> Brief
Transcribe the records that follow exactly. Skip the pictures.

● ● ● ● ● ● ●

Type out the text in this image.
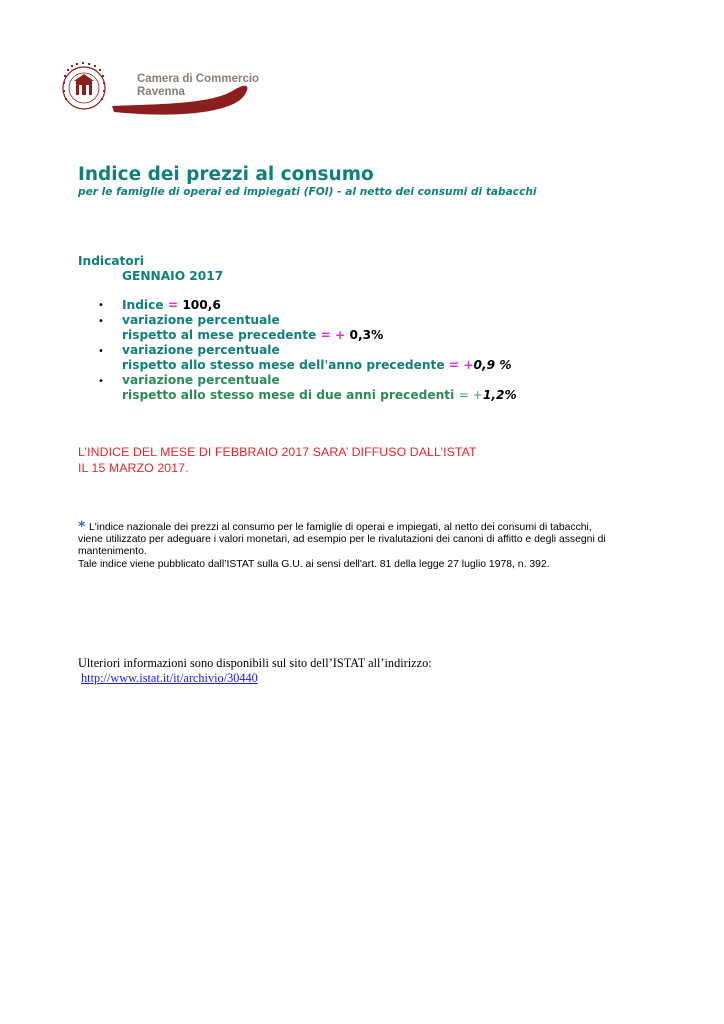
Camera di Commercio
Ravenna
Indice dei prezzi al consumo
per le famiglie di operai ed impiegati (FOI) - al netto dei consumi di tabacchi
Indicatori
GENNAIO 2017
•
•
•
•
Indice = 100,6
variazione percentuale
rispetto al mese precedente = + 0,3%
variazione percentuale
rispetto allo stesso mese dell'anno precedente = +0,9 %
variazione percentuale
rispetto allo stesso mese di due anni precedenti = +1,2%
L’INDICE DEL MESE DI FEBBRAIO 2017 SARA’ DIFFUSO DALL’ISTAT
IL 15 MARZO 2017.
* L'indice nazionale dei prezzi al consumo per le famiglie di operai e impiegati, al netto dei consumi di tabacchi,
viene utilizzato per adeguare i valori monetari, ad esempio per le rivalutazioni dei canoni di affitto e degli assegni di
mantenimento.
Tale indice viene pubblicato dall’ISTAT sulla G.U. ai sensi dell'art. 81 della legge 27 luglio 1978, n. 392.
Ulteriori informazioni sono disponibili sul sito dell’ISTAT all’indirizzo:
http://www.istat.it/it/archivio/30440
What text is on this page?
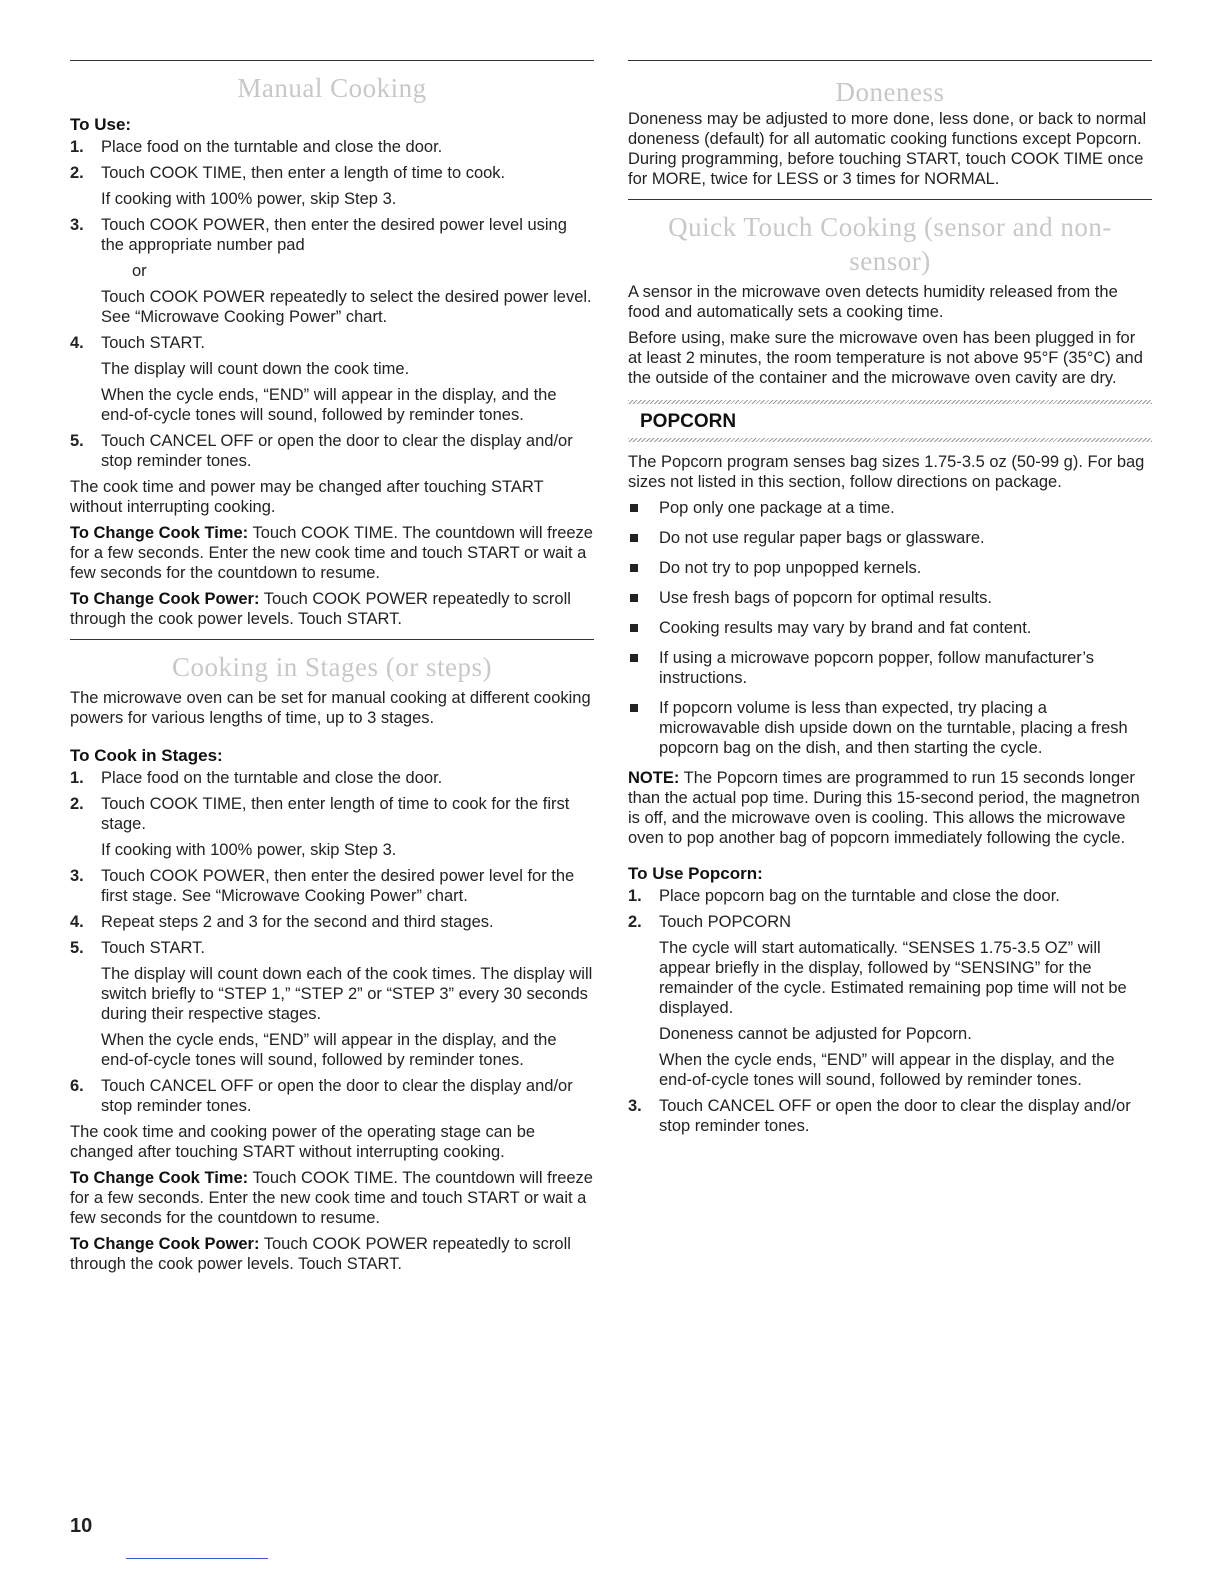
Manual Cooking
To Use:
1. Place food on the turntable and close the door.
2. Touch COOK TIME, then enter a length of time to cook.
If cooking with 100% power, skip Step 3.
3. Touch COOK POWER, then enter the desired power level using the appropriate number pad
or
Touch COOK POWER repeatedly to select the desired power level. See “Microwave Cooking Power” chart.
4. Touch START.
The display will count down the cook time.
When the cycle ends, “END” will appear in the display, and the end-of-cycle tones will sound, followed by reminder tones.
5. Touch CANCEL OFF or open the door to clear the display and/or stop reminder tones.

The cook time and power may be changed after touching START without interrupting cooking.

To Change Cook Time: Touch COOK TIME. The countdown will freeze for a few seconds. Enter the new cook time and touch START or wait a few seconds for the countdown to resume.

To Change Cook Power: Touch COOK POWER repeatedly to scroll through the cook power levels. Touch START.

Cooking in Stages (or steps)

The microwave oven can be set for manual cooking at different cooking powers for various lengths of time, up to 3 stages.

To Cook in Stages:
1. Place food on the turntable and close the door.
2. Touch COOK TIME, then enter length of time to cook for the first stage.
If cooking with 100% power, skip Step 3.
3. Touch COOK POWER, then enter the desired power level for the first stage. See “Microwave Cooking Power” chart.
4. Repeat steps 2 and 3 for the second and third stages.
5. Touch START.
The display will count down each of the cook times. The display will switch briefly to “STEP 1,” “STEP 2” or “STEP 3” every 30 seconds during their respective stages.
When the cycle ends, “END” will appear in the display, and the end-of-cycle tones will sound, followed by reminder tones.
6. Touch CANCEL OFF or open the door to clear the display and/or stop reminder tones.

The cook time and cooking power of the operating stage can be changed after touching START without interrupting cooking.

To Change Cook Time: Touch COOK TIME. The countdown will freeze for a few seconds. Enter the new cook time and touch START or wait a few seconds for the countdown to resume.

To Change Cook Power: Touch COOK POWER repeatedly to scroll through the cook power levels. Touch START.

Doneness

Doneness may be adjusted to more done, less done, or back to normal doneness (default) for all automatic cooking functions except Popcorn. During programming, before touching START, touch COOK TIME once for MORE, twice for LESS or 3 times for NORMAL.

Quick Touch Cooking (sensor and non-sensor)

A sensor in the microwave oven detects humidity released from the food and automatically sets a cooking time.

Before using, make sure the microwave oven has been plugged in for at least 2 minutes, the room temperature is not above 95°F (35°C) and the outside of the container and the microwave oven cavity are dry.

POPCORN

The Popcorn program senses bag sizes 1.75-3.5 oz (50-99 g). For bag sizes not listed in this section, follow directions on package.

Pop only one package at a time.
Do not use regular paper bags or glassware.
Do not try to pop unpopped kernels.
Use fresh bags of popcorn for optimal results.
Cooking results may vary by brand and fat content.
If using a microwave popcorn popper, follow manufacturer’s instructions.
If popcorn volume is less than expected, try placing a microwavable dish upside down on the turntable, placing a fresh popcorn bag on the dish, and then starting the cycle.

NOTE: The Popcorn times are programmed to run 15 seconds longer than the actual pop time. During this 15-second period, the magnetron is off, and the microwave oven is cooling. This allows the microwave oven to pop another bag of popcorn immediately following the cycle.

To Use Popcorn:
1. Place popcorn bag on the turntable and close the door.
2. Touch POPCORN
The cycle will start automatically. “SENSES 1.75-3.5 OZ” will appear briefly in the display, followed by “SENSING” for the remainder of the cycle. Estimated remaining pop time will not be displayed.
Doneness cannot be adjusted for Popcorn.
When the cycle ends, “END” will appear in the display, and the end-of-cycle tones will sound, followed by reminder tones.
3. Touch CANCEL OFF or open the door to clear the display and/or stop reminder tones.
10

● ● ● ● ● ● ●

> Correct result
Type out the text in this image.
Camera di Commercio
Ravenna
Indice dei prezzi al consumo
per le famiglie di operai ed impiegati (FOI) - al netto dei consumi di tabacchi
Indicatori
GENNAIO 2017
•
•
•
•
Indice = 100,6
variazione percentuale
rispetto al mese precedente = + 0,3%
variazione percentuale
rispetto allo stesso mese dell'anno precedente = +0,9 %
variazione percentuale
rispetto allo stesso mese di due anni precedenti = +1,2%
L’INDICE DEL MESE DI FEBBRAIO 2017 SARA’ DIFFUSO DALL’ISTAT
IL 15 MARZO 2017.
* L'indice nazionale dei prezzi al consumo per le famiglie di operai e impiegati, al netto dei consumi di tabacchi,
viene utilizzato per adeguare i valori monetari, ad esempio per le rivalutazioni dei canoni di affitto e degli assegni di
mantenimento.
Tale indice viene pubblicato dall’ISTAT sulla G.U. ai sensi dell'art. 81 della legge 27 luglio 1978, n. 392.
Ulteriori informazioni sono disponibili sul sito dell’ISTAT all’indirizzo:
http://www.istat.it/it/archivio/30440
What text is on this page?
Manual Cooking
To Use:
1. Place food on the turntable and close the door.
2. Touch COOK TIME, then enter a length of time to cook.
If cooking with 100% power, skip Step 3.
3. Touch COOK POWER, then enter the desired power level using the appropriate number pad
or
Touch COOK POWER repeatedly to select the desired power level. See “Microwave Cooking Power” chart.
4. Touch START.
The display will count down the cook time.
When the cycle ends, “END” will appear in the display, and the end-of-cycle tones will sound, followed by reminder tones.
5. Touch CANCEL OFF or open the door to clear the display and/or stop reminder tones.

The cook time and power may be changed after touching START without interrupting cooking.

To Change Cook Time: Touch COOK TIME. The countdown will freeze for a few seconds. Enter the new cook time and touch START or wait a few seconds for the countdown to resume.

To Change Cook Power: Touch COOK POWER repeatedly to scroll through the cook power levels. Touch START.

Cooking in Stages (or steps)

The microwave oven can be set for manual cooking at different cooking powers for various lengths of time, up to 3 stages.

To Cook in Stages:
1. Place food on the turntable and close the door.
2. Touch COOK TIME, then enter length of time to cook for the first stage.
If cooking with 100% power, skip Step 3.
3. Touch COOK POWER, then enter the desired power level for the first stage. See “Microwave Cooking Power” chart.
4. Repeat steps 2 and 3 for the second and third stages.
5. Touch START.
The display will count down each of the cook times. The display will switch briefly to “STEP 1,” “STEP 2” or “STEP 3” every 30 seconds during their respective stages.
When the cycle ends, “END” will appear in the display, and the end-of-cycle tones will sound, followed by reminder tones.
6. Touch CANCEL OFF or open the door to clear the display and/or stop reminder tones.

The cook time and cooking power of the operating stage can be changed after touching START without interrupting cooking.

To Change Cook Time: Touch COOK TIME. The countdown will freeze for a few seconds. Enter the new cook time and touch START or wait a few seconds for the countdown to resume.

To Change Cook Power: Touch COOK POWER repeatedly to scroll through the cook power levels. Touch START.

Doneness

Doneness may be adjusted to more done, less done, or back to normal doneness (default) for all automatic cooking functions except Popcorn. During programming, before touching START, touch COOK TIME once for MORE, twice for LESS or 3 times for NORMAL.

Quick Touch Cooking (sensor and non-sensor)

A sensor in the microwave oven detects humidity released from the food and automatically sets a cooking time.

Before using, make sure the microwave oven has been plugged in for at least 2 minutes, the room temperature is not above 95°F (35°C) and the outside of the container and the microwave oven cavity are dry.

POPCORN

The Popcorn program senses bag sizes 1.75-3.5 oz (50-99 g). For bag sizes not listed in this section, follow directions on package.

Pop only one package at a time.
Do not use regular paper bags or glassware.
Do not try to pop unpopped kernels.
Use fresh bags of popcorn for optimal results.
Cooking results may vary by brand and fat content.
If using a microwave popcorn popper, follow manufacturer’s instructions.
If popcorn volume is less than expected, try placing a microwavable dish upside down on the turntable, placing a fresh popcorn bag on the dish, and then starting the cycle.

NOTE: The Popcorn times are programmed to run 15 seconds longer than the actual pop time. During this 15-second period, the magnetron is off, and the microwave oven is cooling. This allows the microwave oven to pop another bag of popcorn immediately following the cycle.

To Use Popcorn:
1. Place popcorn bag on the turntable and close the door.
2. Touch POPCORN
The cycle will start automatically. “SENSES 1.75-3.5 OZ” will appear briefly in the display, followed by “SENSING” for the remainder of the cycle. Estimated remaining pop time will not be displayed.
Doneness cannot be adjusted for Popcorn.
When the cycle ends, “END” will appear in the display, and the end-of-cycle tones will sound, followed by reminder tones.
3. Touch CANCEL OFF or open the door to clear the display and/or stop reminder tones.
10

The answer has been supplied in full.